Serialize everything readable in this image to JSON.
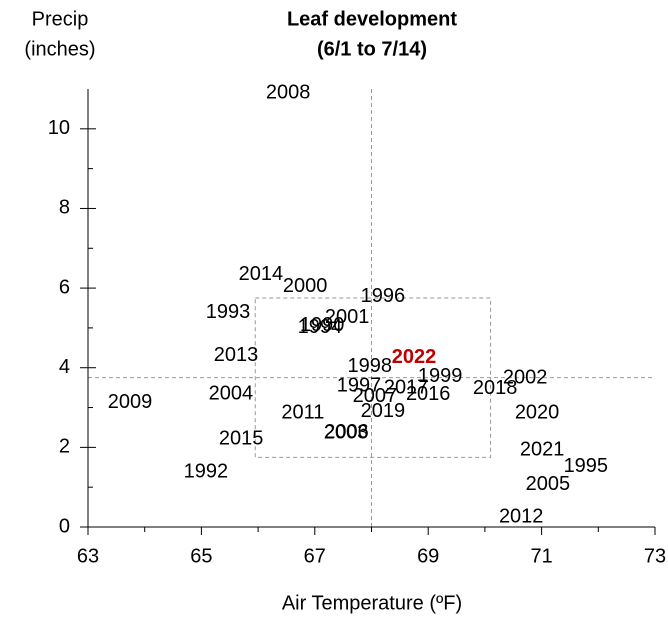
{
  "chart_data": {
    "type": "scatter",
    "title": [
      "Leaf development",
      "(6/1 to 7/14)"
    ],
    "y_label": [
      "Precip",
      "(inches)"
    ],
    "x_label": "Air Temperature (ºF)",
    "xlim": [
      63,
      73
    ],
    "ylim": [
      0,
      11
    ],
    "xticks": [
      63,
      65,
      67,
      69,
      71,
      73
    ],
    "x_minor_ticks": [
      64,
      66,
      68,
      70,
      72
    ],
    "yticks": [
      0,
      2,
      4,
      6,
      8,
      10
    ],
    "y_minor_ticks": [
      1,
      3,
      5,
      7,
      9
    ],
    "reference_lines": {
      "x": 68,
      "y": 3.75
    },
    "range_box": {
      "x": [
        65.95,
        70.1
      ],
      "y": [
        1.75,
        5.75
      ]
    },
    "points": [
      {
        "label": "2008",
        "x": 66.53,
        "y": 10.9
      },
      {
        "label": "2014",
        "x": 66.05,
        "y": 6.33
      },
      {
        "label": "2000",
        "x": 66.83,
        "y": 6.03
      },
      {
        "label": "1996",
        "x": 68.2,
        "y": 5.78
      },
      {
        "label": "1993",
        "x": 65.47,
        "y": 5.38
      },
      {
        "label": "2001",
        "x": 67.57,
        "y": 5.25
      },
      {
        "label": "1994",
        "x": 67.09,
        "y": 5.0
      },
      {
        "label": "1990",
        "x": 67.13,
        "y": 5.05
      },
      {
        "label": "2013",
        "x": 65.61,
        "y": 4.3
      },
      {
        "label": "1998",
        "x": 67.97,
        "y": 4.02
      },
      {
        "label": "2022",
        "x": 68.75,
        "y": 4.25,
        "color": "#c00000",
        "bold": true
      },
      {
        "label": "1999",
        "x": 69.21,
        "y": 3.77
      },
      {
        "label": "2002",
        "x": 70.71,
        "y": 3.74
      },
      {
        "label": "2009",
        "x": 63.74,
        "y": 3.12
      },
      {
        "label": "2004",
        "x": 65.52,
        "y": 3.34
      },
      {
        "label": "1997",
        "x": 67.78,
        "y": 3.54
      },
      {
        "label": "2017",
        "x": 68.61,
        "y": 3.49
      },
      {
        "label": "2018",
        "x": 70.18,
        "y": 3.47
      },
      {
        "label": "2007",
        "x": 68.06,
        "y": 3.27
      },
      {
        "label": "2016",
        "x": 69.0,
        "y": 3.32
      },
      {
        "label": "2020",
        "x": 70.92,
        "y": 2.86
      },
      {
        "label": "2011",
        "x": 66.79,
        "y": 2.86
      },
      {
        "label": "2019",
        "x": 68.2,
        "y": 2.89
      },
      {
        "label": "2003",
        "x": 67.55,
        "y": 2.36
      },
      {
        "label": "2006",
        "x": 67.56,
        "y": 2.37
      },
      {
        "label": "2015",
        "x": 65.7,
        "y": 2.21
      },
      {
        "label": "2021",
        "x": 71.01,
        "y": 1.93
      },
      {
        "label": "1995",
        "x": 71.78,
        "y": 1.51
      },
      {
        "label": "1992",
        "x": 65.08,
        "y": 1.38
      },
      {
        "label": "2005",
        "x": 71.11,
        "y": 1.06
      },
      {
        "label": "2012",
        "x": 70.64,
        "y": 0.25
      }
    ]
  }
}
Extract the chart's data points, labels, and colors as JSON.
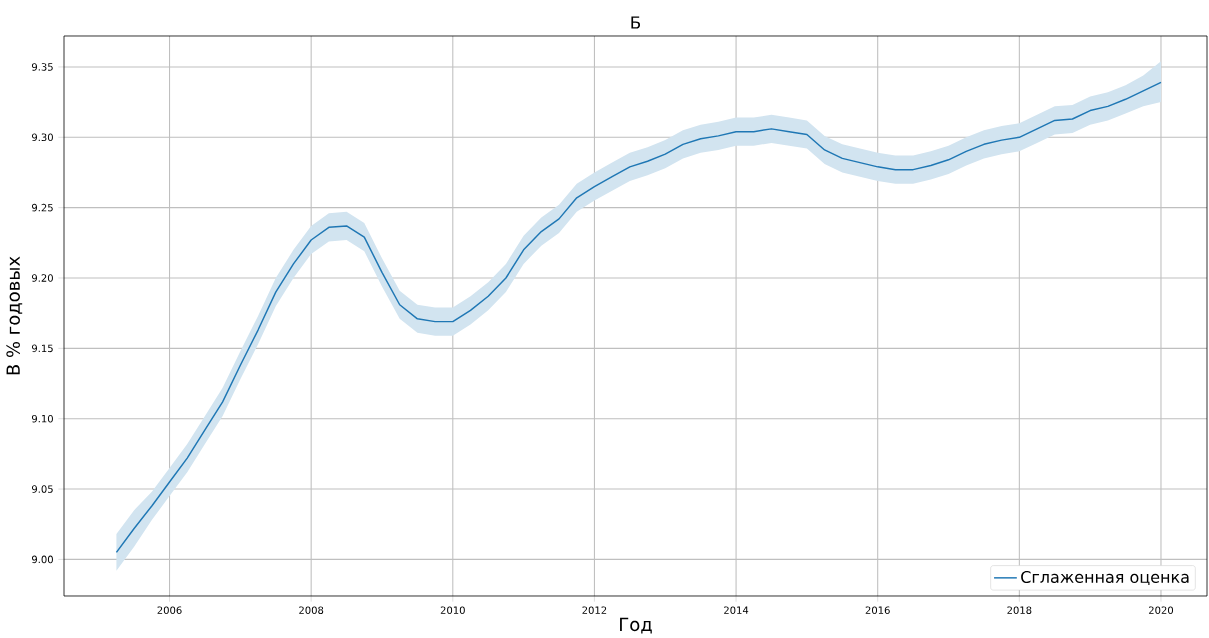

----------

• **TO DO**:
Write out the records above exactly as they stand, leaving out every picture.

• **TASK RESULT**:
Serialize everything readable in this image to JSON.
{
  "chart_data": {
    "type": "scatter",
    "title": [
      "Leaf development",
      "(6/1 to 7/14)"
    ],
    "y_label": [
      "Precip",
      "(inches)"
    ],
    "x_label": "Air Temperature (ºF)",
    "xlim": [
      63,
      73
    ],
    "ylim": [
      0,
      11
    ],
    "xticks": [
      63,
      65,
      67,
      69,
      71,
      73
    ],
    "x_minor_ticks": [
      64,
      66,
      68,
      70,
      72
    ],
    "yticks": [
      0,
      2,
      4,
      6,
      8,
      10
    ],
    "y_minor_ticks": [
      1,
      3,
      5,
      7,
      9
    ],
    "reference_lines": {
      "x": 68,
      "y": 3.75
    },
    "range_box": {
      "x": [
        65.95,
        70.1
      ],
      "y": [
        1.75,
        5.75
      ]
    },
    "points": [
      {
        "label": "2008",
        "x": 66.53,
        "y": 10.9
      },
      {
        "label": "2014",
        "x": 66.05,
        "y": 6.33
      },
      {
        "label": "2000",
        "x": 66.83,
        "y": 6.03
      },
      {
        "label": "1996",
        "x": 68.2,
        "y": 5.78
      },
      {
        "label": "1993",
        "x": 65.47,
        "y": 5.38
      },
      {
        "label": "2001",
        "x": 67.57,
        "y": 5.25
      },
      {
        "label": "1994",
        "x": 67.09,
        "y": 5.0
      },
      {
        "label": "1990",
        "x": 67.13,
        "y": 5.05
      },
      {
        "label": "2013",
        "x": 65.61,
        "y": 4.3
      },
      {
        "label": "1998",
        "x": 67.97,
        "y": 4.02
      },
      {
        "label": "2022",
        "x": 68.75,
        "y": 4.25,
        "color": "#c00000",
        "bold": true
      },
      {
        "label": "1999",
        "x": 69.21,
        "y": 3.77
      },
      {
        "label": "2002",
        "x": 70.71,
        "y": 3.74
      },
      {
        "label": "2009",
        "x": 63.74,
        "y": 3.12
      },
      {
        "label": "2004",
        "x": 65.52,
        "y": 3.34
      },
      {
        "label": "1997",
        "x": 67.78,
        "y": 3.54
      },
      {
        "label": "2017",
        "x": 68.61,
        "y": 3.49
      },
      {
        "label": "2018",
        "x": 70.18,
        "y": 3.47
      },
      {
        "label": "2007",
        "x": 68.06,
        "y": 3.27
      },
      {
        "label": "2016",
        "x": 69.0,
        "y": 3.32
      },
      {
        "label": "2020",
        "x": 70.92,
        "y": 2.86
      },
      {
        "label": "2011",
        "x": 66.79,
        "y": 2.86
      },
      {
        "label": "2019",
        "x": 68.2,
        "y": 2.89
      },
      {
        "label": "2003",
        "x": 67.55,
        "y": 2.36
      },
      {
        "label": "2006",
        "x": 67.56,
        "y": 2.37
      },
      {
        "label": "2015",
        "x": 65.7,
        "y": 2.21
      },
      {
        "label": "2021",
        "x": 71.01,
        "y": 1.93
      },
      {
        "label": "1995",
        "x": 71.78,
        "y": 1.51
      },
      {
        "label": "1992",
        "x": 65.08,
        "y": 1.38
      },
      {
        "label": "2005",
        "x": 71.11,
        "y": 1.06
      },
      {
        "label": "2012",
        "x": 70.64,
        "y": 0.25
      }
    ]
  }
}
Extract the chart's data points, labels, and colors as JSON.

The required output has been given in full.